— START Dataset extract —

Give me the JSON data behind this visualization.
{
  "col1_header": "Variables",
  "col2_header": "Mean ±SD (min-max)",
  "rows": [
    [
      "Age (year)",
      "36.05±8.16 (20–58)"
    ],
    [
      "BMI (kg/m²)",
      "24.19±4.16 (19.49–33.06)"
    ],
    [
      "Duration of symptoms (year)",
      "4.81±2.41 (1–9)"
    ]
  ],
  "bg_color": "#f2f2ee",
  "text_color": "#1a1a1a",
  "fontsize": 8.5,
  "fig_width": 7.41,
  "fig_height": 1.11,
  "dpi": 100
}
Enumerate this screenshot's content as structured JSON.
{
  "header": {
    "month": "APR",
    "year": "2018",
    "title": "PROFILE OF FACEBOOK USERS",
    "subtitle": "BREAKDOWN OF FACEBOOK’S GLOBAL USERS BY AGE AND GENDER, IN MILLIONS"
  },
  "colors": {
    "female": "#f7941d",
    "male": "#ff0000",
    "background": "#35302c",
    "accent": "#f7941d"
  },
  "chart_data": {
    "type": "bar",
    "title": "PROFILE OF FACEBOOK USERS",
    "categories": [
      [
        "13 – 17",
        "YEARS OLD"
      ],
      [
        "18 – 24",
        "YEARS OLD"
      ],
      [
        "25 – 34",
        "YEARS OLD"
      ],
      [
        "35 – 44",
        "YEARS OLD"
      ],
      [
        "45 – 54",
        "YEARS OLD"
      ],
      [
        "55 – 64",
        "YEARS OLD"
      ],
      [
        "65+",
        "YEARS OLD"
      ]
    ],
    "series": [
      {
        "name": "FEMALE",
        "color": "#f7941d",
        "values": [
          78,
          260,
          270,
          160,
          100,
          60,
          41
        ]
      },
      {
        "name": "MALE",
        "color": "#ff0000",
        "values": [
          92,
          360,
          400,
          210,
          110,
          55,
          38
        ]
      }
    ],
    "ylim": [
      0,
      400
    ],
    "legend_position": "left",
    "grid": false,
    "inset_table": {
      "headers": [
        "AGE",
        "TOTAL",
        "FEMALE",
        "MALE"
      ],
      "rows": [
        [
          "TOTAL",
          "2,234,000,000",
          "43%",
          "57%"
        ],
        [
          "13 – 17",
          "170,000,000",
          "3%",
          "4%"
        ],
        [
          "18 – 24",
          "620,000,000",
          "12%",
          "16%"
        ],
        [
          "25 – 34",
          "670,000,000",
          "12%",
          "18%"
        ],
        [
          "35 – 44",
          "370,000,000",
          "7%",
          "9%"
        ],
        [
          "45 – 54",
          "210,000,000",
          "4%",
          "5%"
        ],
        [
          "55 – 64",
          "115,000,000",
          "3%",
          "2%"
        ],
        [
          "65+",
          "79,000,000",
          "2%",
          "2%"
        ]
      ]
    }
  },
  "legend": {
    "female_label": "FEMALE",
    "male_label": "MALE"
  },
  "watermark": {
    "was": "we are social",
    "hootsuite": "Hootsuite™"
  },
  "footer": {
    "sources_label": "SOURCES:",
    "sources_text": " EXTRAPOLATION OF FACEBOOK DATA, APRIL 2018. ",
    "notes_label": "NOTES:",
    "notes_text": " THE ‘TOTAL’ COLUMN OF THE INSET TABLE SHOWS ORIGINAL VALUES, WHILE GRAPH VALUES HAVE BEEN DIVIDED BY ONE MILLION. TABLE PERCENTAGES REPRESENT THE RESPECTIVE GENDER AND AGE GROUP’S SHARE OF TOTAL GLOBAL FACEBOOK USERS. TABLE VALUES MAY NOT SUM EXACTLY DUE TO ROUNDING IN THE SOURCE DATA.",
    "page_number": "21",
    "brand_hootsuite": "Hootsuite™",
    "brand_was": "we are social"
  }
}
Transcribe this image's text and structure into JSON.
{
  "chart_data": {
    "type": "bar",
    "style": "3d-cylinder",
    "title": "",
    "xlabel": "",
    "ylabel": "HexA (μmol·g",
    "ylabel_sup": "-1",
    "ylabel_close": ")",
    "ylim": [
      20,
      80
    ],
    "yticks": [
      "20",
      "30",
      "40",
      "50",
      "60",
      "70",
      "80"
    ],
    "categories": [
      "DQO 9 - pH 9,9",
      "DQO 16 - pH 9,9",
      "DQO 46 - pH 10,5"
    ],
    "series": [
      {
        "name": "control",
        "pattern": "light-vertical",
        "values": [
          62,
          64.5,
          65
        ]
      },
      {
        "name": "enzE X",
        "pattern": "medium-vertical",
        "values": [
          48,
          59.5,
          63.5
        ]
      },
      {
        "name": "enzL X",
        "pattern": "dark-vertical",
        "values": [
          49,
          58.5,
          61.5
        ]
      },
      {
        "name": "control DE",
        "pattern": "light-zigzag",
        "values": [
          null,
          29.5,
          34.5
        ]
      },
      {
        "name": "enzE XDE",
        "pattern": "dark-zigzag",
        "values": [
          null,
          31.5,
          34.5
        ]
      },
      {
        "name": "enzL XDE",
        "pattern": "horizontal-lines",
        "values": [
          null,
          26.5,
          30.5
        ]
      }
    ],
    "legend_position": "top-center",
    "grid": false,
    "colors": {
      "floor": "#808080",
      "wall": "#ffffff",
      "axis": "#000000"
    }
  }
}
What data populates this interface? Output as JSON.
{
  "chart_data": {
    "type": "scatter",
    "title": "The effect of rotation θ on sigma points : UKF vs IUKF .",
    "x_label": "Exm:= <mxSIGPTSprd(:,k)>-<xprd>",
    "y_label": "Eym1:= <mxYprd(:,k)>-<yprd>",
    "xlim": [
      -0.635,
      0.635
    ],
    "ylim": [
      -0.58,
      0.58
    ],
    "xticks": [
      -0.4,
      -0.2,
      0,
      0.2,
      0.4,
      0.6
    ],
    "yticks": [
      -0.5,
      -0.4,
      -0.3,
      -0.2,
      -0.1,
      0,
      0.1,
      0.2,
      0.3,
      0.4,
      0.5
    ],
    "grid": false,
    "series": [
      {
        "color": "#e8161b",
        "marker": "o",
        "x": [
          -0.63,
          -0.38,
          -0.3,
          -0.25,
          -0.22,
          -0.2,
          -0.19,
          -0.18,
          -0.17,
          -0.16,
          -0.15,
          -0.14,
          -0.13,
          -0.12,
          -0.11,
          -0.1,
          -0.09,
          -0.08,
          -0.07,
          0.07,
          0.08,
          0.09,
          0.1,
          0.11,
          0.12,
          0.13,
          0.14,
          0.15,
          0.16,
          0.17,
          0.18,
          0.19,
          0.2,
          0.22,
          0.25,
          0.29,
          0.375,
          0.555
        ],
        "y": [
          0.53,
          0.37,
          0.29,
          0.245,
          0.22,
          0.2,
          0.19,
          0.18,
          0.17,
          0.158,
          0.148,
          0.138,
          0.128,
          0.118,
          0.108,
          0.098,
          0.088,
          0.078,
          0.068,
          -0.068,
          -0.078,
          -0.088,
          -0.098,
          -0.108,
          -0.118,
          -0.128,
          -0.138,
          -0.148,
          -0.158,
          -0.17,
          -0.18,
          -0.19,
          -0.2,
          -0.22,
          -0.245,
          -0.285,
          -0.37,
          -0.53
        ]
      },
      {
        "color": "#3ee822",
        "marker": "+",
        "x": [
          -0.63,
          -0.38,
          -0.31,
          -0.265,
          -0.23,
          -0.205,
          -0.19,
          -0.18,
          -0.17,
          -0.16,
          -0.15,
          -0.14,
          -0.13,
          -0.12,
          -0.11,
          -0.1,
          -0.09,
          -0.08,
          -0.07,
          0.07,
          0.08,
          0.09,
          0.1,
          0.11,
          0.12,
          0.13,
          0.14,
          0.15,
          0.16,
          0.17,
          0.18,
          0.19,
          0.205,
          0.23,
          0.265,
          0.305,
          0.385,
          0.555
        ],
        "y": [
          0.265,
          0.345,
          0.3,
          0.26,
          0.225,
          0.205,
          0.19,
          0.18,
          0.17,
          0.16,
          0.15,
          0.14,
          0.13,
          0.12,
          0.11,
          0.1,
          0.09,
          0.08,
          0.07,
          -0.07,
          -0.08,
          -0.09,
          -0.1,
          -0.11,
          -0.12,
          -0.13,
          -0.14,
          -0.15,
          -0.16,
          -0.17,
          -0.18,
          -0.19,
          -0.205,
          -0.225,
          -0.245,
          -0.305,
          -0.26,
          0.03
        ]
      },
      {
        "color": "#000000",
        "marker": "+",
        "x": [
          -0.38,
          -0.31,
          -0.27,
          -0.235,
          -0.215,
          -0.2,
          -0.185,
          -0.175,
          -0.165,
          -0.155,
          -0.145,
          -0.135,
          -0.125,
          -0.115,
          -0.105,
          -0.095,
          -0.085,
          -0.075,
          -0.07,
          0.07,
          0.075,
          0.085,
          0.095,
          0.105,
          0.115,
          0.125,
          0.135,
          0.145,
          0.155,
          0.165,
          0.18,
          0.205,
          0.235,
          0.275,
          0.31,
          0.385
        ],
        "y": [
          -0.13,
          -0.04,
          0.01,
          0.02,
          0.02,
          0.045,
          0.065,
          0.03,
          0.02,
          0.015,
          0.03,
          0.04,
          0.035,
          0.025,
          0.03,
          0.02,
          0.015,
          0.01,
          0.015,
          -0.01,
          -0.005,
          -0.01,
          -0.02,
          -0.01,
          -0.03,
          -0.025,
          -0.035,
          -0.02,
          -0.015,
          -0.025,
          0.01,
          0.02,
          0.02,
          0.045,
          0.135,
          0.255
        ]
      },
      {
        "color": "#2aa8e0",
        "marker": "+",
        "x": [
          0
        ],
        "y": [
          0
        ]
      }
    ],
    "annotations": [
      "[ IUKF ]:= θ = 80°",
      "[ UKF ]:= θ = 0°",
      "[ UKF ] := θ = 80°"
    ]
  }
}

— END Dataset extract —

→ **Exercise objective**:
Every line in the data above that contains "Hootsuite" needs to be copied.

→ **Task answer**:
    "hootsuite": "Hootsuite™"
    "brand_hootsuite": "Hootsuite™",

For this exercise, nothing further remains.